■ **INSTRUCTION**
Switch "коробки" to "пакеты" in everything from the item containing "list-item: - дату" down to the item containing "section-title: 11 Упаковка, транспортирование", then write out only those items with that single change.

■ **THE INPUT**
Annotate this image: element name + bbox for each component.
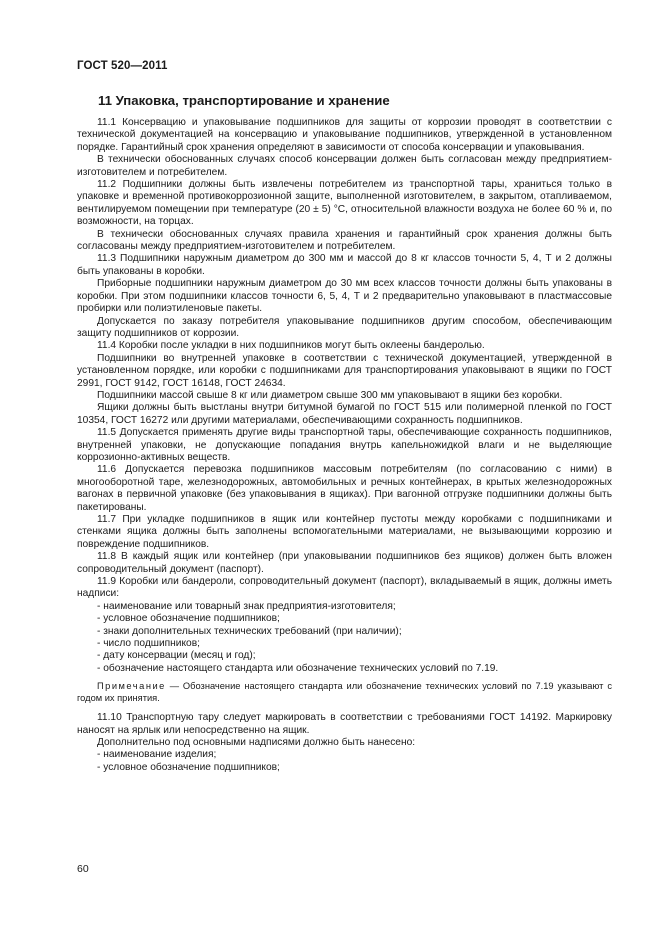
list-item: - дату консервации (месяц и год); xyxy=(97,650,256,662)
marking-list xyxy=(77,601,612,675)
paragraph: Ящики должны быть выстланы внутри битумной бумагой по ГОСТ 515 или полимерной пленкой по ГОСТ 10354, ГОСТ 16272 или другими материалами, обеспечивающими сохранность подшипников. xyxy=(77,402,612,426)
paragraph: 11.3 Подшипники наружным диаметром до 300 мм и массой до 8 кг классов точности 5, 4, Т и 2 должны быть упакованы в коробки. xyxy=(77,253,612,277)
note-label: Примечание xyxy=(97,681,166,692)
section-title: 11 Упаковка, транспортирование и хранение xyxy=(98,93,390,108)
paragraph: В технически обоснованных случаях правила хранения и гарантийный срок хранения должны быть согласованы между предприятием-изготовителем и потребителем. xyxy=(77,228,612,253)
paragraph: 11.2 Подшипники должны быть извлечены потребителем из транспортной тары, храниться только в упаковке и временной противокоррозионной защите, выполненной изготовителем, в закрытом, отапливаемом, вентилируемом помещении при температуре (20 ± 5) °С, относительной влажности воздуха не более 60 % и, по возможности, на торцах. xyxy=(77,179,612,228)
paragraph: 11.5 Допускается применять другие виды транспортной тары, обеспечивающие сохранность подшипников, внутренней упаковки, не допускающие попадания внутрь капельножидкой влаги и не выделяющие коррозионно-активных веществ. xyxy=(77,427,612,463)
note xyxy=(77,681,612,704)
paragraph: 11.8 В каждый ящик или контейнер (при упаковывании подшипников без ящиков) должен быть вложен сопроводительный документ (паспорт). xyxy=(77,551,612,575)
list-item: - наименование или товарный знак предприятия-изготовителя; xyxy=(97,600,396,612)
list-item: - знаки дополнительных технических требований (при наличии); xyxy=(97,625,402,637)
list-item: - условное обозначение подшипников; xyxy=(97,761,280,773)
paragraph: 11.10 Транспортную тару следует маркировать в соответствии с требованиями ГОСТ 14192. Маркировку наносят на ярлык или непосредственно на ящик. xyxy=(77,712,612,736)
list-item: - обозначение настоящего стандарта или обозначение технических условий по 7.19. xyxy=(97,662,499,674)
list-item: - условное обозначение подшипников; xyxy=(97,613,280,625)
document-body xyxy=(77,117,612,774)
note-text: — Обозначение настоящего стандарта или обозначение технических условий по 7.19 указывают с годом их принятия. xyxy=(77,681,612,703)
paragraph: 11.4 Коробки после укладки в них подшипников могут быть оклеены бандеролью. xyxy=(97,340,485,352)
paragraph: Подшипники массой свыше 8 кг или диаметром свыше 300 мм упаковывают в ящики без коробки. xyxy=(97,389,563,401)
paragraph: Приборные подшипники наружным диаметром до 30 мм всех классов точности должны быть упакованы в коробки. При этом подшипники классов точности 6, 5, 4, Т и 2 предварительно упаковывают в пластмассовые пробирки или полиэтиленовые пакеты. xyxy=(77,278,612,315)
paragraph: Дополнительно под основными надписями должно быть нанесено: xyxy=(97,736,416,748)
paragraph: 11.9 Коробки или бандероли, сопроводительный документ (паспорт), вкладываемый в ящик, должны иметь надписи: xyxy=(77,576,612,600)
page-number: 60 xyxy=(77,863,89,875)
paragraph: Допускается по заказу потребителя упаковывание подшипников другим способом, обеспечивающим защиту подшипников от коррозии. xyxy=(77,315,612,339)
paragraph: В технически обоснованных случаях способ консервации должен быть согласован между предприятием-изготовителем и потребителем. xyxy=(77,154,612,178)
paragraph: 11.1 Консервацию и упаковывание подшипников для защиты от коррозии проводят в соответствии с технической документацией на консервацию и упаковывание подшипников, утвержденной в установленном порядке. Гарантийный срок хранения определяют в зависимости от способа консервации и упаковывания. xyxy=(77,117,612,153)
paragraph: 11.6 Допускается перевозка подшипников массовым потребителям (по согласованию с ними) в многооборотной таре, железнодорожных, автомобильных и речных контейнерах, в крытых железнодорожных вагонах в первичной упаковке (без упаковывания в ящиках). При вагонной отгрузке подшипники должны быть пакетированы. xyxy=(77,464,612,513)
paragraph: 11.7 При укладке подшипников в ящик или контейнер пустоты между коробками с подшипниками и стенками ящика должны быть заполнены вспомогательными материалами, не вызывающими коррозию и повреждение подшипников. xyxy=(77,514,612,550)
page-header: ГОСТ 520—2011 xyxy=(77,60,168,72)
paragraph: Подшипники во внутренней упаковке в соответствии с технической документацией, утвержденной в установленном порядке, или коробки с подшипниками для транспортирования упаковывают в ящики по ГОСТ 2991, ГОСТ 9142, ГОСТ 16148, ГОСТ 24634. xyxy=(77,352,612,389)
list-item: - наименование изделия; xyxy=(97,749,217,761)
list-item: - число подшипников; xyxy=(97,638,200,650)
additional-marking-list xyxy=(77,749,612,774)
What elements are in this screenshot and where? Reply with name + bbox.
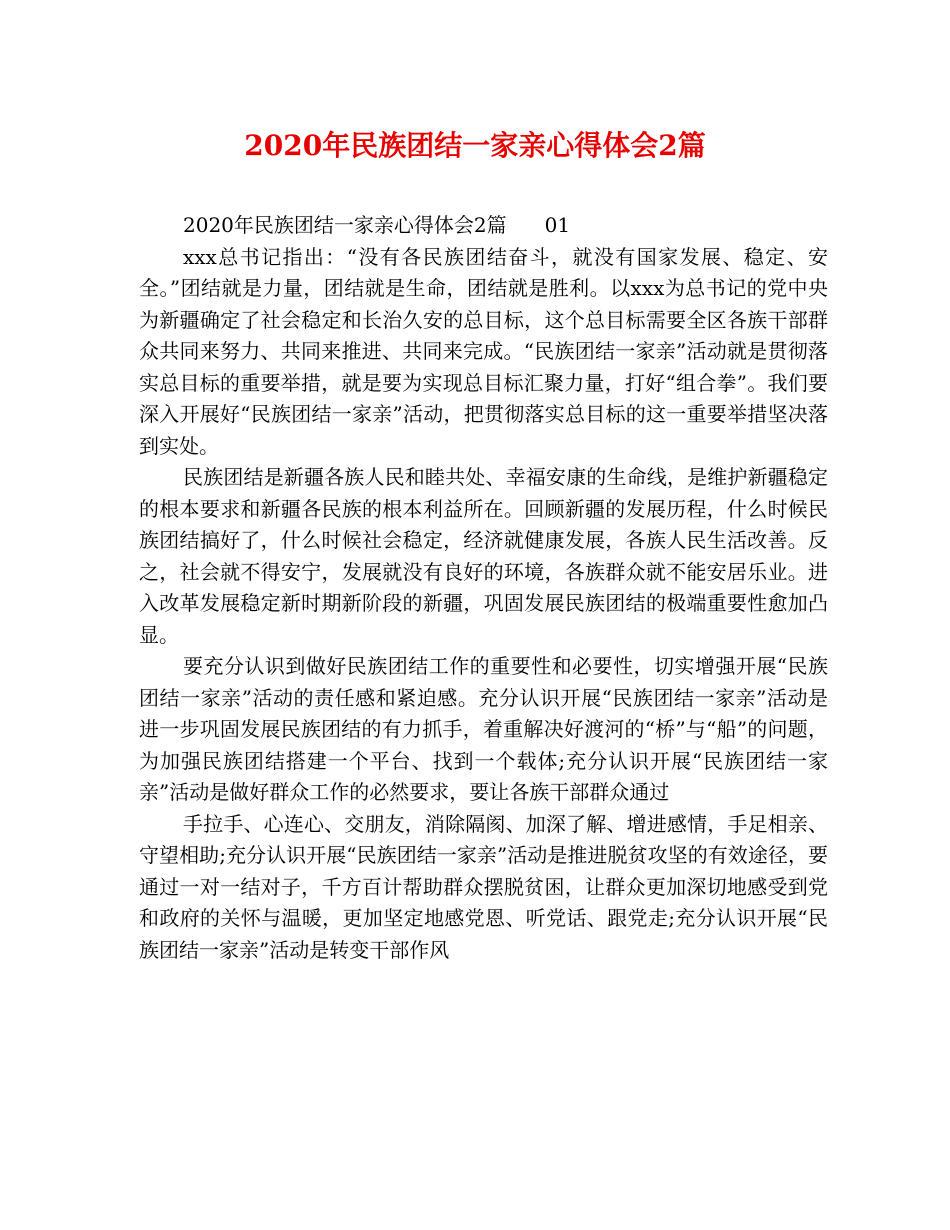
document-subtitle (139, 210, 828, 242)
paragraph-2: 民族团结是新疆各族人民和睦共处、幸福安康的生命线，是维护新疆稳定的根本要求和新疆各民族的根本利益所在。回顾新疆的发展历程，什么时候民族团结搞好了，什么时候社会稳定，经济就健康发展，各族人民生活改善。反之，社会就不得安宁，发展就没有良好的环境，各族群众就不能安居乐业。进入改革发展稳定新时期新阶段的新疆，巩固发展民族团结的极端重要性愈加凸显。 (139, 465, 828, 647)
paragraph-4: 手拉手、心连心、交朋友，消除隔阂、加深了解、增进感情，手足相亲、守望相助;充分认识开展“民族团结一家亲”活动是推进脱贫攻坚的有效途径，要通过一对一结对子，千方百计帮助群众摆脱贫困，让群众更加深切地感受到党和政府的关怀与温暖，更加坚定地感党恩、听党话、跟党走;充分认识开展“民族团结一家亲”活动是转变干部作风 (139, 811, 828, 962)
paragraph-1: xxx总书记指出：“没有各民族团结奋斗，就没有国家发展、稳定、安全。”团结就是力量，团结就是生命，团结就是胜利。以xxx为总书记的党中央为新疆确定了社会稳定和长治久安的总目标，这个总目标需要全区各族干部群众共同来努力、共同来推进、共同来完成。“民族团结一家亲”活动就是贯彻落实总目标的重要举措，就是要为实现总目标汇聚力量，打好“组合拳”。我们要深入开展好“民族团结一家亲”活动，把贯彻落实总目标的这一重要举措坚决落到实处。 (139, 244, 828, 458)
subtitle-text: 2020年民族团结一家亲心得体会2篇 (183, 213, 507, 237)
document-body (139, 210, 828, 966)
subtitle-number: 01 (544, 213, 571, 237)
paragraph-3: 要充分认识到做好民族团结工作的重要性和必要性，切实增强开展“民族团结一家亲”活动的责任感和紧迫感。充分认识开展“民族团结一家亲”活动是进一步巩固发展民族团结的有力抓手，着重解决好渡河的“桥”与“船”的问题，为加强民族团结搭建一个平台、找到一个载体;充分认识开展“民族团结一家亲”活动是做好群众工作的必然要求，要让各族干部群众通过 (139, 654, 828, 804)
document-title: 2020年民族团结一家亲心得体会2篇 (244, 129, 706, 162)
---
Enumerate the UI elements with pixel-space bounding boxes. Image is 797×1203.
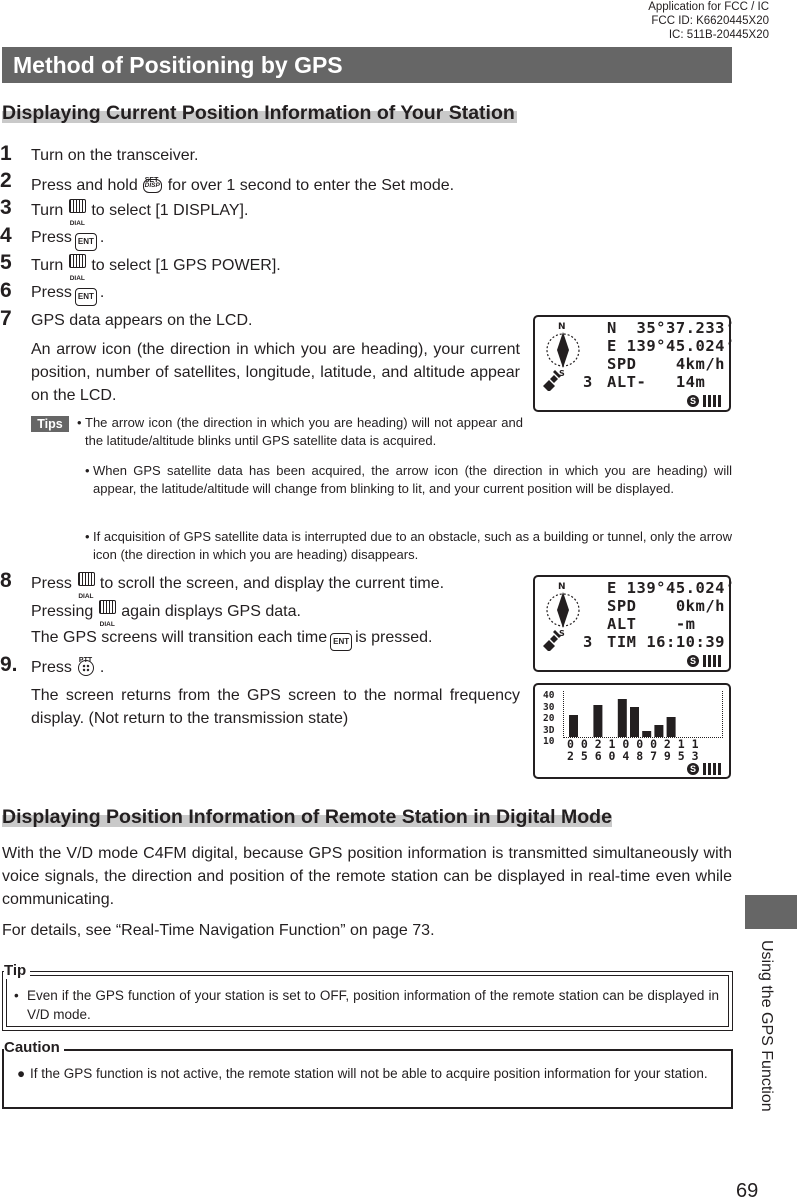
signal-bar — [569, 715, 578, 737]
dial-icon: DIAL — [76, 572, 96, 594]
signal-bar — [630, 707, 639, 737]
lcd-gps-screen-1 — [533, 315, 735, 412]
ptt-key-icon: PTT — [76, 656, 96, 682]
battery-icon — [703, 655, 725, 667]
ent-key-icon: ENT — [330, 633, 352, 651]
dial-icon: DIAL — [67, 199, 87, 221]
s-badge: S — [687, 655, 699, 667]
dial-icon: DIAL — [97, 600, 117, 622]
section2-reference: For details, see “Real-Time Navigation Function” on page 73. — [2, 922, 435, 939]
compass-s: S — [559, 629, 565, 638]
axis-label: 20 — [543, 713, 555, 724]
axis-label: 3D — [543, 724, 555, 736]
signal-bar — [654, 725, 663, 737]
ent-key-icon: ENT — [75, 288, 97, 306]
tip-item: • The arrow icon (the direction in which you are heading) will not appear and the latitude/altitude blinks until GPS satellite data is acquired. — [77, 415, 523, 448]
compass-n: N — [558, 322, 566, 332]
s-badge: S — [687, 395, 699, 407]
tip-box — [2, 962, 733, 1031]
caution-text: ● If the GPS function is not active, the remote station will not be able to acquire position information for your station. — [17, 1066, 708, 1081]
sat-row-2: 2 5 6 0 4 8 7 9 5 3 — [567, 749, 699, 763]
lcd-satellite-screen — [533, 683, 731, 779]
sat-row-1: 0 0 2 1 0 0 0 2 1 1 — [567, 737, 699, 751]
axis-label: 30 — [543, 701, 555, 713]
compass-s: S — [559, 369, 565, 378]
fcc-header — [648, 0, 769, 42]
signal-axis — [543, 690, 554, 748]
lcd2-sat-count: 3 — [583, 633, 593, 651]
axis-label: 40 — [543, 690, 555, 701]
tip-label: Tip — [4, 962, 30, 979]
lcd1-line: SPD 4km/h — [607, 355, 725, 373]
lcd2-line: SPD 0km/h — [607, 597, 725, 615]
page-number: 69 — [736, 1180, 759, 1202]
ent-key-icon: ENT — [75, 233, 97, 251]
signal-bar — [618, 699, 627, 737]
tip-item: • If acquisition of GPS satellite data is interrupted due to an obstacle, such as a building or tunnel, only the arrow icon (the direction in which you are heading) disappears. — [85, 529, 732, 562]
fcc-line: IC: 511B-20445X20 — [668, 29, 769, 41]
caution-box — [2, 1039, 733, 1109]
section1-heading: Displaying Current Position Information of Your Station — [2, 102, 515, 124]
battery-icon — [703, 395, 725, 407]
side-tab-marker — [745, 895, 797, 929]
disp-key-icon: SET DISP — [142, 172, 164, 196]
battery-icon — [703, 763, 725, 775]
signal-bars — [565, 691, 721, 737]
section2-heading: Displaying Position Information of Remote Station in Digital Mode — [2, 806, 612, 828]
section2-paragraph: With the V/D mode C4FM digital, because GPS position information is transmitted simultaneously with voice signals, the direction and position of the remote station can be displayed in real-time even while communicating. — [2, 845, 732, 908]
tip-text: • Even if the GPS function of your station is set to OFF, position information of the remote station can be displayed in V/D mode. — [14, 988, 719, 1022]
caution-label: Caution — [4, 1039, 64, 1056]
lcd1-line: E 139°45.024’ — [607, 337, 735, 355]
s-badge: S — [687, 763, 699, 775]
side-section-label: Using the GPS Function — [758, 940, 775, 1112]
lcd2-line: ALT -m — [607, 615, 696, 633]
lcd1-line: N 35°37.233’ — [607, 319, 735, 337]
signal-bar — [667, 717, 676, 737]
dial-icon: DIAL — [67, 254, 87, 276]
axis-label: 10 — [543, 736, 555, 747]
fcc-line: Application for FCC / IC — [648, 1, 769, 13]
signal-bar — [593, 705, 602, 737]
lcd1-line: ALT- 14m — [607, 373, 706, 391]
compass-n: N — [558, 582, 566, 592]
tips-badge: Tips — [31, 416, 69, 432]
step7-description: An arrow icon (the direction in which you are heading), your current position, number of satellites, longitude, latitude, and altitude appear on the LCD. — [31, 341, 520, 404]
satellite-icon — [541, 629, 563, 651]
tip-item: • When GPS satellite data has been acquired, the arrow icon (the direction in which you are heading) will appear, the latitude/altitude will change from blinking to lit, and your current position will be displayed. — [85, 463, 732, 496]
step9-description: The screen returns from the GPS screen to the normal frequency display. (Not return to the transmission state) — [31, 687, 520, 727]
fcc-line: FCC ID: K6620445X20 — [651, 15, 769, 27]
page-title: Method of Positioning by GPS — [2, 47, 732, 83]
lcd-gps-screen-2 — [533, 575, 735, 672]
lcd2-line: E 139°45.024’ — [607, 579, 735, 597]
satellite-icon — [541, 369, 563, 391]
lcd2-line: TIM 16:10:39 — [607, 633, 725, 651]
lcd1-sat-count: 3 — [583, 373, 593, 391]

■ **OUTPUT**
list-item: - дату консервации (месяц и год); xyxy=(97,650,256,662)
marking-list xyxy=(77,601,612,675)
paragraph: Ящики должны быть выстланы внутри битумной бумагой по ГОСТ 515 или полимерной пленкой по ГОСТ 10354, ГОСТ 16272 или другими материалами, обеспечивающими сохранность подшипников. xyxy=(77,402,612,426)
paragraph: 11.3 Подшипники наружным диаметром до 300 мм и массой до 8 кг классов точности 5, 4, Т и 2 должны быть упакованы в пакеты. xyxy=(77,253,612,277)
note-label: Примечание xyxy=(97,681,166,692)
section-title: 11 Упаковка, транспортирование и хранение xyxy=(98,93,390,108)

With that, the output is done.